[BEGIN]

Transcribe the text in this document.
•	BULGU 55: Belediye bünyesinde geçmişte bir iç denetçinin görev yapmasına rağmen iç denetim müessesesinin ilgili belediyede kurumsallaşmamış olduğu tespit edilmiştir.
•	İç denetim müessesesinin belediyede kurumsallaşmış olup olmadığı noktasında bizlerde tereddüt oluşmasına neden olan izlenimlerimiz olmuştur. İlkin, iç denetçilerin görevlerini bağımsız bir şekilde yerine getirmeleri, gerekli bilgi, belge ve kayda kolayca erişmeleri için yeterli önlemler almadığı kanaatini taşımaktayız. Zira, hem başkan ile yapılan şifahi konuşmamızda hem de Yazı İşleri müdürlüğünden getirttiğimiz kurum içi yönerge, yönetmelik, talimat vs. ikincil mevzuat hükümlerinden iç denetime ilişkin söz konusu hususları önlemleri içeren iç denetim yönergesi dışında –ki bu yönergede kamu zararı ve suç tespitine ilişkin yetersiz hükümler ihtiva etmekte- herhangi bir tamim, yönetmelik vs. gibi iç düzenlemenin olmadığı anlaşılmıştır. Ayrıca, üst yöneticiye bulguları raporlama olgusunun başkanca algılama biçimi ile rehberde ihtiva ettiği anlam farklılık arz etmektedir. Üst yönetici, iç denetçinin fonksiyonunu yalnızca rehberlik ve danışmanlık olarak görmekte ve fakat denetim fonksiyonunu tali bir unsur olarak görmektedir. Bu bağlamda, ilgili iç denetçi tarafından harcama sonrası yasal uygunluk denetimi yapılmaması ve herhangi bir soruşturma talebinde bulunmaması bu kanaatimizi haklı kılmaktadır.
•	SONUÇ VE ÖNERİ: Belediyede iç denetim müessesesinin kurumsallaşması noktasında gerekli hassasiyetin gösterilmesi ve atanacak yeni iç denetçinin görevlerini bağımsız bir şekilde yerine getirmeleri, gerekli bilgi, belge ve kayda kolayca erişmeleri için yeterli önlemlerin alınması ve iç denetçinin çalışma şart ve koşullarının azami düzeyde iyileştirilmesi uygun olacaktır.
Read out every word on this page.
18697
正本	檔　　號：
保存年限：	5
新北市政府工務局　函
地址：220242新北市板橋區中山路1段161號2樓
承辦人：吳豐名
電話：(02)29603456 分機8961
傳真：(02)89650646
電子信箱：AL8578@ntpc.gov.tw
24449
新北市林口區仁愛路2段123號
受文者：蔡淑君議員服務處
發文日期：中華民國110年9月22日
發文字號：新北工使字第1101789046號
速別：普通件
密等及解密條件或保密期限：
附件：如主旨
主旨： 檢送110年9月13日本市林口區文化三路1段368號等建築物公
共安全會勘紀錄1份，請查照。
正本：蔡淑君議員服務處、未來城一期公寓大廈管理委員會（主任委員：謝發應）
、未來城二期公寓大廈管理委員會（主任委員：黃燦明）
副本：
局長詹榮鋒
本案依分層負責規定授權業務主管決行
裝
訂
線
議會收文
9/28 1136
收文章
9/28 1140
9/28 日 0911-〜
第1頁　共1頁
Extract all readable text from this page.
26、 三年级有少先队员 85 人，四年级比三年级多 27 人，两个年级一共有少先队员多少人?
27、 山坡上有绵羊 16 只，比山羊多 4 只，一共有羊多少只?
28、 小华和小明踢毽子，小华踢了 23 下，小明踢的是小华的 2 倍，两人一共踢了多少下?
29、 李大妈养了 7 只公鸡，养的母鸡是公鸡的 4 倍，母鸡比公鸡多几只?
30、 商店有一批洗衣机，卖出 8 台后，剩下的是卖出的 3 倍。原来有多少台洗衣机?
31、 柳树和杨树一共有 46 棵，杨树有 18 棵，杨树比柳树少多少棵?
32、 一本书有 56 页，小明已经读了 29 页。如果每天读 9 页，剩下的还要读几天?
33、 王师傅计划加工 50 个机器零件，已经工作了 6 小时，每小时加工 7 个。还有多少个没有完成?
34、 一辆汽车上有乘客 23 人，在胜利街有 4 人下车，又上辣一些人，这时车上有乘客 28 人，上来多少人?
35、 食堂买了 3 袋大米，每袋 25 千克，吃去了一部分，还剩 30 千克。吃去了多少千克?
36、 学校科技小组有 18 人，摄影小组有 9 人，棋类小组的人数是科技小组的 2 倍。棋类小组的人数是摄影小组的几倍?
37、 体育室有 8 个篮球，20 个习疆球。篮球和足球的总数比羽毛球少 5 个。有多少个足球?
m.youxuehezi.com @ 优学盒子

[END]

All of the material above needs to be copied exactly.

● **Expected answer**
Transcribe the text in this document.
•	BULGU 55: Belediye bünyesinde geçmişte bir iç denetçinin görev yapmasına rağmen iç denetim müessesesinin ilgili belediyede kurumsallaşmamış olduğu tespit edilmiştir.
•	İç denetim müessesesinin belediyede kurumsallaşmış olup olmadığı noktasında bizlerde tereddüt oluşmasına neden olan izlenimlerimiz olmuştur. İlkin, iç denetçilerin görevlerini bağımsız bir şekilde yerine getirmeleri, gerekli bilgi, belge ve kayda kolayca erişmeleri için yeterli önlemler almadığı kanaatini taşımaktayız. Zira, hem başkan ile yapılan şifahi konuşmamızda hem de Yazı İşleri müdürlüğünden getirttiğimiz kurum içi yönerge, yönetmelik, talimat vs. ikincil mevzuat hükümlerinden iç denetime ilişkin söz konusu hususları önlemleri içeren iç denetim yönergesi dışında –ki bu yönergede kamu zararı ve suç tespitine ilişkin yetersiz hükümler ihtiva etmekte- herhangi bir tamim, yönetmelik vs. gibi iç düzenlemenin olmadığı anlaşılmıştır. Ayrıca, üst yöneticiye bulguları raporlama olgusunun başkanca algılama biçimi ile rehberde ihtiva ettiği anlam farklılık arz etmektedir. Üst yönetici, iç denetçinin fonksiyonunu yalnızca rehberlik ve danışmanlık olarak görmekte ve fakat denetim fonksiyonunu tali bir unsur olarak görmektedir. Bu bağlamda, ilgili iç denetçi tarafından harcama sonrası yasal uygunluk denetimi yapılmaması ve herhangi bir soruşturma talebinde bulunmaması bu kanaatimizi haklı kılmaktadır.
•	SONUÇ VE ÖNERİ: Belediyede iç denetim müessesesinin kurumsallaşması noktasında gerekli hassasiyetin gösterilmesi ve atanacak yeni iç denetçinin görevlerini bağımsız bir şekilde yerine getirmeleri, gerekli bilgi, belge ve kayda kolayca erişmeleri için yeterli önlemlerin alınması ve iç denetçinin çalışma şart ve koşullarının azami düzeyde iyileştirilmesi uygun olacaktır.
Read out every word on this page.
18697
正本	檔　　號：
保存年限：	5
新北市政府工務局　函
地址：220242新北市板橋區中山路1段161號2樓
承辦人：吳豐名
電話：(02)29603456 分機8961
傳真：(02)89650646
電子信箱：AL8578@ntpc.gov.tw
24449
新北市林口區仁愛路2段123號
受文者：蔡淑君議員服務處
發文日期：中華民國110年9月22日
發文字號：新北工使字第1101789046號
速別：普通件
密等及解密條件或保密期限：
附件：如主旨
主旨： 檢送110年9月13日本市林口區文化三路1段368號等建築物公
共安全會勘紀錄1份，請查照。
正本：蔡淑君議員服務處、未來城一期公寓大廈管理委員會（主任委員：謝發應）
、未來城二期公寓大廈管理委員會（主任委員：黃燦明）
副本：
局長詹榮鋒
本案依分層負責規定授權業務主管決行
裝
訂
線
議會收文
9/28 1136
收文章
9/28 1140
9/28 日 0911-〜
第1頁　共1頁
Extract all readable text from this page.
26、 三年级有少先队员 85 人，四年级比三年级多 27 人，两个年级一共有少先队员多少人?
27、 山坡上有绵羊 16 只，比山羊多 4 只，一共有羊多少只?
28、 小华和小明踢毽子，小华踢了 23 下，小明踢的是小华的 2 倍，两人一共踢了多少下?
29、 李大妈养了 7 只公鸡，养的母鸡是公鸡的 4 倍，母鸡比公鸡多几只?
30、 商店有一批洗衣机，卖出 8 台后，剩下的是卖出的 3 倍。原来有多少台洗衣机?
31、 柳树和杨树一共有 46 棵，杨树有 18 棵，杨树比柳树少多少棵?
32、 一本书有 56 页，小明已经读了 29 页。如果每天读 9 页，剩下的还要读几天?
33、 王师傅计划加工 50 个机器零件，已经工作了 6 小时，每小时加工 7 个。还有多少个没有完成?
34、 一辆汽车上有乘客 23 人，在胜利街有 4 人下车，又上辣一些人，这时车上有乘客 28 人，上来多少人?
35、 食堂买了 3 袋大米，每袋 25 千克，吃去了一部分，还剩 30 千克。吃去了多少千克?
36、 学校科技小组有 18 人，摄影小组有 9 人，棋类小组的人数是科技小组的 2 倍。棋类小组的人数是摄影小组的几倍?
37、 体育室有 8 个篮球，20 个习疆球。篮球和足球的总数比羽毛球少 5 个。有多少个足球?
m.youxuehezi.com @ 优学盒子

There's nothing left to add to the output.